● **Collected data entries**
━━━━━━━━━━━━━━━━━━━━
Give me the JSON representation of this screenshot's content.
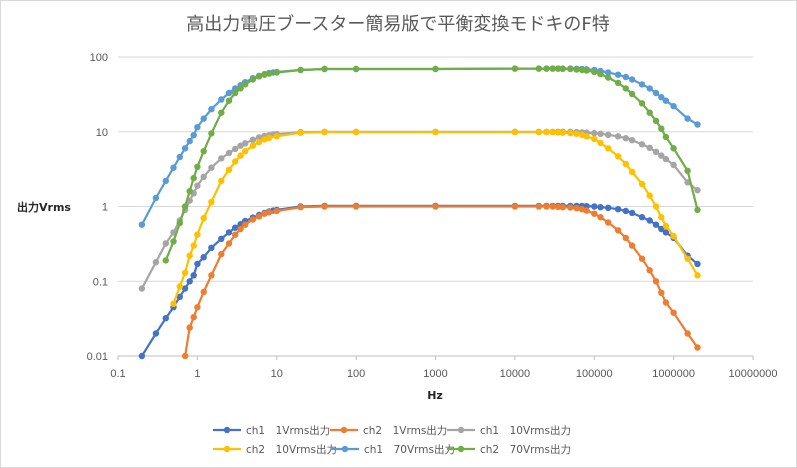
{
  "chart_data": {
    "type": "line",
    "title": "高出力電圧ブースター簡易版で平衡変換モドキのF特",
    "xlabel": "Hz",
    "ylabel": "出力Vrms",
    "x_scale": "log",
    "y_scale": "log",
    "xlim": [
      0.1,
      10000000
    ],
    "ylim": [
      0.01,
      100
    ],
    "x_ticks": [
      "0.1",
      "1",
      "10",
      "100",
      "1000",
      "10000",
      "100000",
      "1000000",
      "10000000"
    ],
    "y_ticks": [
      "0.01",
      "0.1",
      "1",
      "10",
      "100"
    ],
    "grid": "horizontal",
    "legend_position": "bottom",
    "series": [
      {
        "name": "ch1　1Vrms出力",
        "color": "#4472c4",
        "x": [
          0.2,
          0.3,
          0.4,
          0.5,
          0.6,
          0.7,
          0.8,
          0.9,
          1,
          1.2,
          1.5,
          2,
          2.5,
          3,
          3.5,
          4,
          5,
          6,
          7,
          8,
          9,
          10,
          20,
          40,
          100,
          1000,
          10000,
          20000,
          25000,
          30000,
          35000,
          40000,
          50000,
          60000,
          70000,
          80000,
          100000,
          120000,
          150000,
          200000,
          250000,
          300000,
          400000,
          500000,
          600000,
          700000,
          800000,
          1000000,
          1500000,
          2000000
        ],
        "y": [
          0.01,
          0.02,
          0.032,
          0.045,
          0.062,
          0.08,
          0.1,
          0.12,
          0.17,
          0.21,
          0.28,
          0.37,
          0.45,
          0.52,
          0.58,
          0.64,
          0.71,
          0.77,
          0.82,
          0.86,
          0.88,
          0.9,
          1.0,
          1.02,
          1.02,
          1.02,
          1.02,
          1.02,
          1.02,
          1.02,
          1.02,
          1.02,
          1.02,
          1.02,
          1.02,
          1.01,
          1.0,
          0.98,
          0.96,
          0.92,
          0.87,
          0.82,
          0.72,
          0.65,
          0.57,
          0.5,
          0.45,
          0.38,
          0.22,
          0.17
        ]
      },
      {
        "name": "ch2　1Vrms出力",
        "color": "#ed7d31",
        "x": [
          0.7,
          0.8,
          0.9,
          1,
          1.2,
          1.5,
          2,
          2.5,
          3,
          3.5,
          4,
          5,
          6,
          7,
          8,
          10,
          20,
          40,
          100,
          1000,
          10000,
          20000,
          25000,
          30000,
          35000,
          40000,
          50000,
          60000,
          70000,
          80000,
          100000,
          120000,
          150000,
          200000,
          250000,
          300000,
          400000,
          500000,
          600000,
          700000,
          800000,
          1000000,
          1500000,
          2000000
        ],
        "y": [
          0.01,
          0.024,
          0.033,
          0.045,
          0.072,
          0.12,
          0.23,
          0.32,
          0.42,
          0.5,
          0.57,
          0.67,
          0.74,
          0.8,
          0.84,
          0.87,
          0.98,
          1.0,
          1.0,
          1.0,
          1.0,
          1.0,
          1.0,
          1.0,
          0.99,
          0.98,
          0.97,
          0.95,
          0.92,
          0.88,
          0.8,
          0.72,
          0.61,
          0.48,
          0.38,
          0.3,
          0.2,
          0.14,
          0.1,
          0.07,
          0.052,
          0.038,
          0.02,
          0.013
        ]
      },
      {
        "name": "ch1　10Vrms出力",
        "color": "#a5a5a5",
        "x": [
          0.2,
          0.3,
          0.4,
          0.5,
          0.6,
          0.7,
          0.8,
          0.9,
          1,
          1.2,
          1.5,
          2,
          2.5,
          3,
          3.5,
          4,
          5,
          6,
          7,
          8,
          9,
          10,
          20,
          40,
          100,
          1000,
          10000,
          20000,
          25000,
          30000,
          35000,
          40000,
          50000,
          60000,
          70000,
          80000,
          100000,
          120000,
          150000,
          200000,
          250000,
          300000,
          400000,
          500000,
          600000,
          700000,
          800000,
          1000000,
          1500000,
          2000000
        ],
        "y": [
          0.08,
          0.18,
          0.32,
          0.45,
          0.65,
          0.9,
          1.2,
          1.5,
          1.9,
          2.5,
          3.3,
          4.4,
          5.2,
          5.9,
          6.5,
          7.0,
          7.8,
          8.4,
          8.8,
          9.0,
          9.2,
          9.3,
          9.9,
          10.0,
          10.0,
          10.0,
          10.0,
          10.0,
          10.0,
          10.0,
          10.0,
          10.0,
          10.0,
          9.9,
          9.8,
          9.7,
          9.6,
          9.4,
          9.1,
          8.7,
          8.2,
          7.7,
          6.8,
          6.1,
          5.4,
          4.8,
          4.3,
          3.6,
          2.1,
          1.65
        ]
      },
      {
        "name": "ch2　10Vrms出力",
        "color": "#ffc000",
        "x": [
          0.5,
          0.6,
          0.7,
          0.8,
          0.9,
          1,
          1.2,
          1.5,
          2,
          2.5,
          3,
          3.5,
          4,
          5,
          6,
          7,
          8,
          10,
          20,
          40,
          100,
          1000,
          10000,
          20000,
          25000,
          30000,
          35000,
          40000,
          50000,
          60000,
          70000,
          80000,
          100000,
          120000,
          150000,
          200000,
          250000,
          300000,
          400000,
          500000,
          600000,
          700000,
          800000,
          1000000,
          1500000,
          2000000
        ],
        "y": [
          0.05,
          0.085,
          0.13,
          0.22,
          0.3,
          0.42,
          0.7,
          1.15,
          2.2,
          3.1,
          4.0,
          4.8,
          5.5,
          6.5,
          7.3,
          7.9,
          8.3,
          8.7,
          9.7,
          9.9,
          9.9,
          9.9,
          9.9,
          9.9,
          9.9,
          9.9,
          9.8,
          9.7,
          9.6,
          9.4,
          9.1,
          8.7,
          8.0,
          7.1,
          6.0,
          4.7,
          3.7,
          2.9,
          2.0,
          1.4,
          1.0,
          0.72,
          0.55,
          0.4,
          0.2,
          0.12
        ]
      },
      {
        "name": "ch1　70Vrms出力",
        "color": "#5b9bd5",
        "x": [
          0.2,
          0.3,
          0.4,
          0.5,
          0.6,
          0.7,
          0.8,
          0.9,
          1,
          1.2,
          1.5,
          2,
          2.5,
          3,
          3.5,
          4,
          5,
          6,
          7,
          8,
          9,
          10,
          20,
          40,
          100,
          1000,
          10000,
          20000,
          25000,
          30000,
          35000,
          40000,
          50000,
          60000,
          70000,
          80000,
          100000,
          120000,
          150000,
          200000,
          250000,
          300000,
          400000,
          500000,
          600000,
          700000,
          800000,
          1000000,
          1500000,
          2000000
        ],
        "y": [
          0.57,
          1.3,
          2.2,
          3.3,
          4.6,
          6.0,
          7.5,
          9.0,
          11.5,
          15,
          20,
          27,
          33,
          38,
          42,
          46,
          52,
          56,
          59,
          61,
          62,
          63,
          67,
          69,
          69,
          69,
          70,
          70,
          70,
          70,
          70,
          70,
          70,
          69.5,
          69,
          68.5,
          67,
          65,
          62,
          58,
          54,
          50,
          43,
          38,
          33,
          29,
          26,
          22,
          15,
          12.5
        ]
      },
      {
        "name": "ch2　70Vrms出力",
        "color": "#70ad47",
        "x": [
          0.4,
          0.5,
          0.6,
          0.7,
          0.8,
          0.9,
          1,
          1.2,
          1.5,
          2,
          2.5,
          3,
          3.5,
          4,
          5,
          6,
          7,
          8,
          10,
          20,
          40,
          100,
          1000,
          10000,
          20000,
          25000,
          30000,
          35000,
          40000,
          50000,
          60000,
          70000,
          80000,
          100000,
          120000,
          150000,
          200000,
          250000,
          300000,
          400000,
          500000,
          600000,
          700000,
          800000,
          1000000,
          1500000,
          2000000
        ],
        "y": [
          0.19,
          0.34,
          0.6,
          1.0,
          1.6,
          2.4,
          3.4,
          5.5,
          9.5,
          18,
          26,
          33,
          38,
          43,
          50,
          55,
          58,
          60,
          62,
          67,
          69,
          69,
          69,
          70,
          70,
          70,
          70,
          70,
          69.5,
          69,
          68,
          67,
          66,
          63,
          59,
          53,
          45,
          38,
          32,
          24,
          18,
          14,
          11,
          8.5,
          6.0,
          3.0,
          0.9
        ]
      }
    ]
  }
}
━━━━━━━━━━━━━━━━━━━━
● **Given instruction**
Identify every line holding the word "color" and copy it out.

● **Finished answer**
        "color": "#4472c4",
        "color": "#ed7d31",
        "color": "#a5a5a5",
        "color": "#ffc000",
        "color": "#5b9bd5",
        "color": "#70ad47",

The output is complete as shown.